Entries

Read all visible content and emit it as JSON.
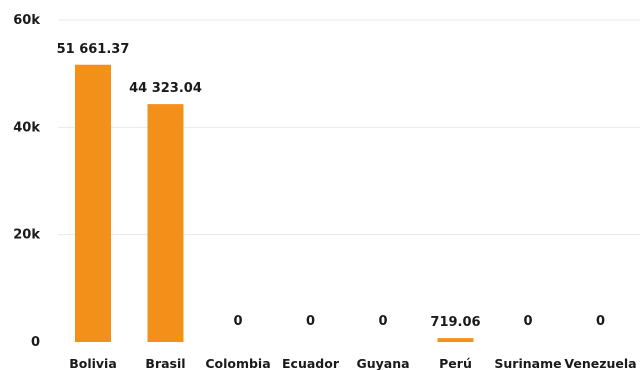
{
  "chart_data": {
    "type": "bar",
    "categories": [
      "Bolivia",
      "Brasil",
      "Colombia",
      "Ecuador",
      "Guyana",
      "Perú",
      "Suriname",
      "Venezuela"
    ],
    "values": [
      51661.37,
      44323.04,
      0,
      0,
      0,
      719.06,
      0,
      0
    ],
    "value_labels": [
      "51 661.37",
      "44 323.04",
      "0",
      "0",
      "0",
      "719.06",
      "0",
      "0"
    ],
    "ylim": [
      0,
      60000
    ],
    "y_ticks": [
      0,
      20000,
      40000,
      60000
    ],
    "y_tick_labels": [
      "0",
      "20k",
      "40k",
      "60k"
    ],
    "grid": true,
    "bar_color": "#F39019",
    "title": "",
    "xlabel": "",
    "ylabel": ""
  }
}
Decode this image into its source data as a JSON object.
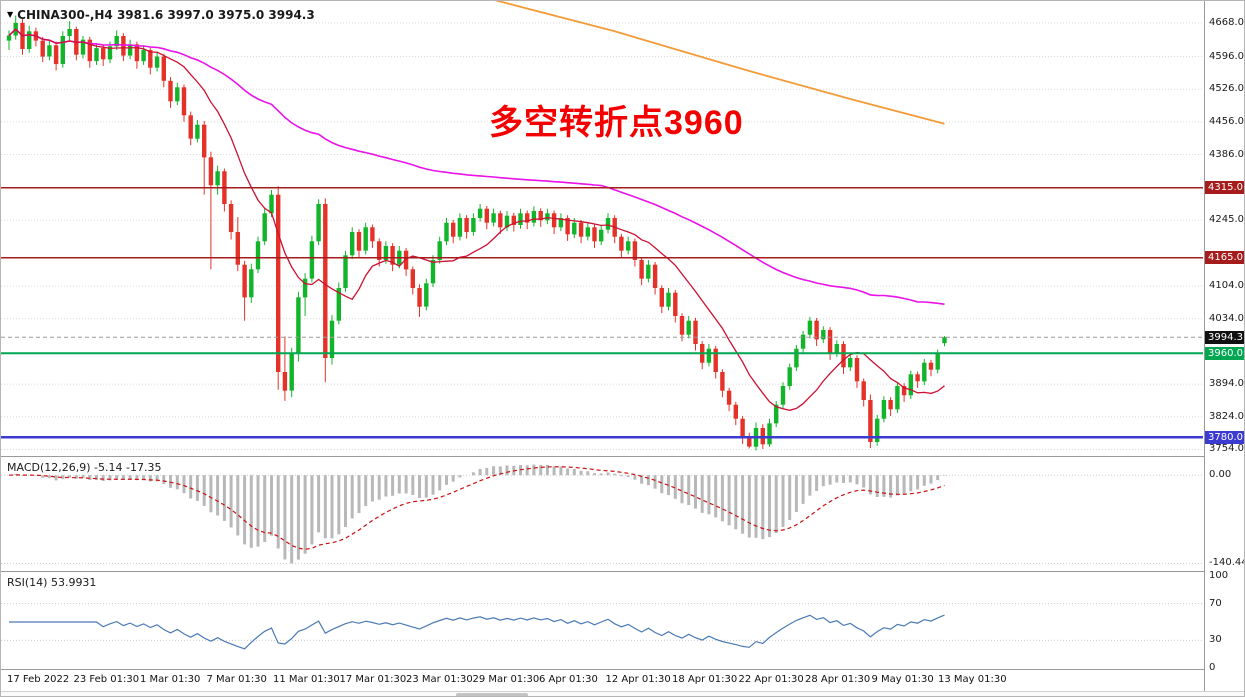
{
  "header": {
    "symbol_line": "CHINA300-,H4 3981.6 3997.0 3975.0 3994.3"
  },
  "annotation": {
    "text": "多空转折点3960",
    "color": "#f40000"
  },
  "indicators": {
    "macd_label": "MACD(12,26,9) -5.14 -17.35",
    "rsi_label": "RSI(14) 53.9931"
  },
  "chart_data": {
    "type": "candlestick",
    "symbol": "CHINA300-",
    "timeframe": "H4",
    "ohlc_current": {
      "open": 3981.6,
      "high": 3997.0,
      "low": 3975.0,
      "close": 3994.3
    },
    "colors": {
      "up": "#12b42a",
      "down": "#e53228",
      "background": "#ffffff"
    },
    "price_axis": {
      "min": 3740,
      "max": 4715,
      "ticks": [
        4668.0,
        4596.0,
        4526.0,
        4456.0,
        4386.0,
        4245.0,
        4104.0,
        4034.0,
        3894.0,
        3824.0,
        3754.0
      ]
    },
    "time_labels": [
      "17 Feb 2022",
      "23 Feb 01:30",
      "1 Mar 01:30",
      "7 Mar 01:30",
      "11 Mar 01:30",
      "17 Mar 01:30",
      "23 Mar 01:30",
      "29 Mar 01:30",
      "6 Apr 01:30",
      "12 Apr 01:30",
      "18 Apr 01:30",
      "22 Apr 01:30",
      "28 Apr 01:30",
      "9 May 01:30",
      "13 May 01:30"
    ],
    "levels": [
      {
        "price": 4315.0,
        "label": "4315.0",
        "line_color": "#a61b1b",
        "badge_bg": "#a61b1b",
        "style": "solid",
        "width": 1.5
      },
      {
        "price": 4165.0,
        "label": "4165.0",
        "line_color": "#a61b1b",
        "badge_bg": "#a61b1b",
        "style": "solid",
        "width": 1.5
      },
      {
        "price": 3994.3,
        "label": "3994.3",
        "line_color": "#9a9a9a",
        "badge_bg": "#111111",
        "style": "dashed",
        "width": 1
      },
      {
        "price": 3960.0,
        "label": "3960.0",
        "line_color": "#00a651",
        "badge_bg": "#00a651",
        "style": "solid",
        "width": 2
      },
      {
        "price": 3780.0,
        "label": "3780.0",
        "line_color": "#3b3bd1",
        "badge_bg": "#3b3bd1",
        "style": "solid",
        "width": 2.5
      }
    ],
    "ma_fast": {
      "color": "#cc1133",
      "period_est": 12
    },
    "ma_slow": {
      "color": "#e912e9",
      "period_est": 89
    },
    "orange_line": {
      "color": "#f29b38",
      "points": [
        [
          70,
          4725
        ],
        [
          90,
          4650
        ],
        [
          110,
          4565
        ],
        [
          125,
          4505
        ],
        [
          139,
          4452
        ]
      ]
    },
    "macd": {
      "fast": 12,
      "slow": 26,
      "signal": 9,
      "value": -5.14,
      "signal_value": -17.35,
      "zero_label": "0.00",
      "bottom_label": "-140.44",
      "hist_color": "#b8b8b8",
      "signal_color": "#cc1111"
    },
    "rsi": {
      "period": 14,
      "value": 53.9931,
      "color": "#4a7ab5",
      "levels": [
        70,
        30
      ],
      "axis_labels": [
        100,
        70,
        30,
        0
      ]
    },
    "candles": [
      [
        4630,
        4652,
        4610,
        4641
      ],
      [
        4641,
        4684,
        4632,
        4668
      ],
      [
        4668,
        4676,
        4600,
        4612
      ],
      [
        4612,
        4662,
        4604,
        4650
      ],
      [
        4650,
        4658,
        4618,
        4630
      ],
      [
        4630,
        4638,
        4584,
        4596
      ],
      [
        4596,
        4630,
        4588,
        4620
      ],
      [
        4620,
        4628,
        4566,
        4580
      ],
      [
        4580,
        4650,
        4572,
        4640
      ],
      [
        4640,
        4672,
        4630,
        4655
      ],
      [
        4655,
        4660,
        4588,
        4600
      ],
      [
        4600,
        4640,
        4592,
        4632
      ],
      [
        4632,
        4638,
        4572,
        4586
      ],
      [
        4586,
        4624,
        4578,
        4614
      ],
      [
        4614,
        4620,
        4576,
        4590
      ],
      [
        4590,
        4628,
        4582,
        4618
      ],
      [
        4618,
        4652,
        4610,
        4640
      ],
      [
        4640,
        4646,
        4586,
        4598
      ],
      [
        4598,
        4632,
        4590,
        4622
      ],
      [
        4622,
        4628,
        4570,
        4586
      ],
      [
        4586,
        4620,
        4578,
        4610
      ],
      [
        4610,
        4616,
        4558,
        4572
      ],
      [
        4572,
        4606,
        4564,
        4596
      ],
      [
        4596,
        4602,
        4530,
        4544
      ],
      [
        4544,
        4552,
        4486,
        4500
      ],
      [
        4500,
        4540,
        4492,
        4530
      ],
      [
        4530,
        4536,
        4456,
        4470
      ],
      [
        4470,
        4478,
        4406,
        4420
      ],
      [
        4420,
        4460,
        4412,
        4450
      ],
      [
        4450,
        4458,
        4300,
        4380
      ],
      [
        4380,
        4392,
        4140,
        4320
      ],
      [
        4320,
        4362,
        4300,
        4350
      ],
      [
        4350,
        4356,
        4264,
        4280
      ],
      [
        4280,
        4288,
        4204,
        4220
      ],
      [
        4220,
        4252,
        4136,
        4150
      ],
      [
        4150,
        4158,
        4030,
        4080
      ],
      [
        4080,
        4152,
        4068,
        4140
      ],
      [
        4140,
        4210,
        4132,
        4200
      ],
      [
        4200,
        4272,
        4192,
        4260
      ],
      [
        4260,
        4310,
        4252,
        4300
      ],
      [
        4300,
        4318,
        3882,
        3920
      ],
      [
        3920,
        3996,
        3858,
        3880
      ],
      [
        3880,
        3972,
        3866,
        3960
      ],
      [
        3960,
        4092,
        3942,
        4080
      ],
      [
        4080,
        4132,
        4040,
        4120
      ],
      [
        4120,
        4212,
        4112,
        4200
      ],
      [
        4200,
        4290,
        4192,
        4280
      ],
      [
        4280,
        4292,
        3898,
        3950
      ],
      [
        3950,
        4042,
        3936,
        4030
      ],
      [
        4030,
        4112,
        4022,
        4100
      ],
      [
        4100,
        4180,
        4092,
        4170
      ],
      [
        4170,
        4230,
        4162,
        4220
      ],
      [
        4220,
        4226,
        4166,
        4180
      ],
      [
        4180,
        4240,
        4172,
        4230
      ],
      [
        4230,
        4236,
        4186,
        4200
      ],
      [
        4200,
        4206,
        4146,
        4160
      ],
      [
        4160,
        4200,
        4152,
        4190
      ],
      [
        4190,
        4196,
        4136,
        4150
      ],
      [
        4150,
        4190,
        4142,
        4180
      ],
      [
        4180,
        4186,
        4126,
        4140
      ],
      [
        4140,
        4146,
        4086,
        4100
      ],
      [
        4100,
        4108,
        4038,
        4060
      ],
      [
        4060,
        4120,
        4052,
        4110
      ],
      [
        4110,
        4170,
        4102,
        4160
      ],
      [
        4160,
        4210,
        4152,
        4200
      ],
      [
        4200,
        4250,
        4192,
        4240
      ],
      [
        4240,
        4246,
        4196,
        4210
      ],
      [
        4210,
        4260,
        4202,
        4250
      ],
      [
        4250,
        4256,
        4206,
        4220
      ],
      [
        4220,
        4260,
        4212,
        4250
      ],
      [
        4250,
        4280,
        4242,
        4270
      ],
      [
        4270,
        4276,
        4226,
        4240
      ],
      [
        4240,
        4270,
        4232,
        4260
      ],
      [
        4260,
        4266,
        4216,
        4230
      ],
      [
        4230,
        4265,
        4222,
        4255
      ],
      [
        4255,
        4261,
        4221,
        4235
      ],
      [
        4235,
        4270,
        4227,
        4260
      ],
      [
        4260,
        4266,
        4226,
        4240
      ],
      [
        4240,
        4275,
        4232,
        4265
      ],
      [
        4265,
        4271,
        4231,
        4245
      ],
      [
        4245,
        4270,
        4237,
        4260
      ],
      [
        4260,
        4266,
        4216,
        4230
      ],
      [
        4230,
        4260,
        4222,
        4250
      ],
      [
        4250,
        4256,
        4201,
        4215
      ],
      [
        4215,
        4250,
        4207,
        4240
      ],
      [
        4240,
        4246,
        4196,
        4210
      ],
      [
        4210,
        4240,
        4202,
        4230
      ],
      [
        4230,
        4236,
        4186,
        4200
      ],
      [
        4200,
        4235,
        4192,
        4225
      ],
      [
        4225,
        4260,
        4217,
        4250
      ],
      [
        4250,
        4256,
        4196,
        4210
      ],
      [
        4210,
        4216,
        4166,
        4180
      ],
      [
        4180,
        4210,
        4172,
        4200
      ],
      [
        4200,
        4206,
        4146,
        4160
      ],
      [
        4160,
        4166,
        4106,
        4120
      ],
      [
        4120,
        4160,
        4112,
        4150
      ],
      [
        4150,
        4156,
        4086,
        4100
      ],
      [
        4100,
        4106,
        4046,
        4060
      ],
      [
        4060,
        4100,
        4052,
        4090
      ],
      [
        4090,
        4096,
        4026,
        4040
      ],
      [
        4040,
        4046,
        3986,
        4000
      ],
      [
        4000,
        4040,
        3992,
        4030
      ],
      [
        4030,
        4036,
        3966,
        3980
      ],
      [
        3980,
        3986,
        3926,
        3940
      ],
      [
        3940,
        3980,
        3932,
        3970
      ],
      [
        3970,
        3976,
        3906,
        3920
      ],
      [
        3920,
        3926,
        3866,
        3880
      ],
      [
        3880,
        3886,
        3836,
        3850
      ],
      [
        3850,
        3856,
        3806,
        3820
      ],
      [
        3820,
        3826,
        3766,
        3780
      ],
      [
        3780,
        3790,
        3756,
        3760
      ],
      [
        3760,
        3812,
        3752,
        3800
      ],
      [
        3800,
        3808,
        3755,
        3765
      ],
      [
        3765,
        3820,
        3760,
        3810
      ],
      [
        3810,
        3858,
        3802,
        3850
      ],
      [
        3850,
        3898,
        3842,
        3890
      ],
      [
        3890,
        3938,
        3882,
        3930
      ],
      [
        3930,
        3978,
        3922,
        3970
      ],
      [
        3970,
        4008,
        3962,
        4000
      ],
      [
        4000,
        4038,
        3992,
        4030
      ],
      [
        4030,
        4036,
        3976,
        3990
      ],
      [
        3990,
        4018,
        3982,
        4010
      ],
      [
        4010,
        4016,
        3946,
        3960
      ],
      [
        3960,
        3988,
        3952,
        3980
      ],
      [
        3980,
        3986,
        3916,
        3930
      ],
      [
        3930,
        3958,
        3922,
        3950
      ],
      [
        3950,
        3956,
        3886,
        3900
      ],
      [
        3900,
        3906,
        3846,
        3860
      ],
      [
        3860,
        3872,
        3757,
        3770
      ],
      [
        3770,
        3828,
        3762,
        3820
      ],
      [
        3820,
        3868,
        3812,
        3860
      ],
      [
        3860,
        3866,
        3826,
        3840
      ],
      [
        3840,
        3898,
        3832,
        3890
      ],
      [
        3890,
        3896,
        3856,
        3870
      ],
      [
        3870,
        3923,
        3862,
        3915
      ],
      [
        3915,
        3921,
        3886,
        3900
      ],
      [
        3900,
        3948,
        3892,
        3940
      ],
      [
        3940,
        3946,
        3911,
        3925
      ],
      [
        3925,
        3968,
        3917,
        3960
      ],
      [
        3981.6,
        3997.0,
        3975.0,
        3994.3
      ]
    ]
  }
}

Brief
Return only those lines of the records that contain the string "JSON".

Problem solution
Read all visible content and emit it as JSON.
Decode this image into its source data as a JSON object.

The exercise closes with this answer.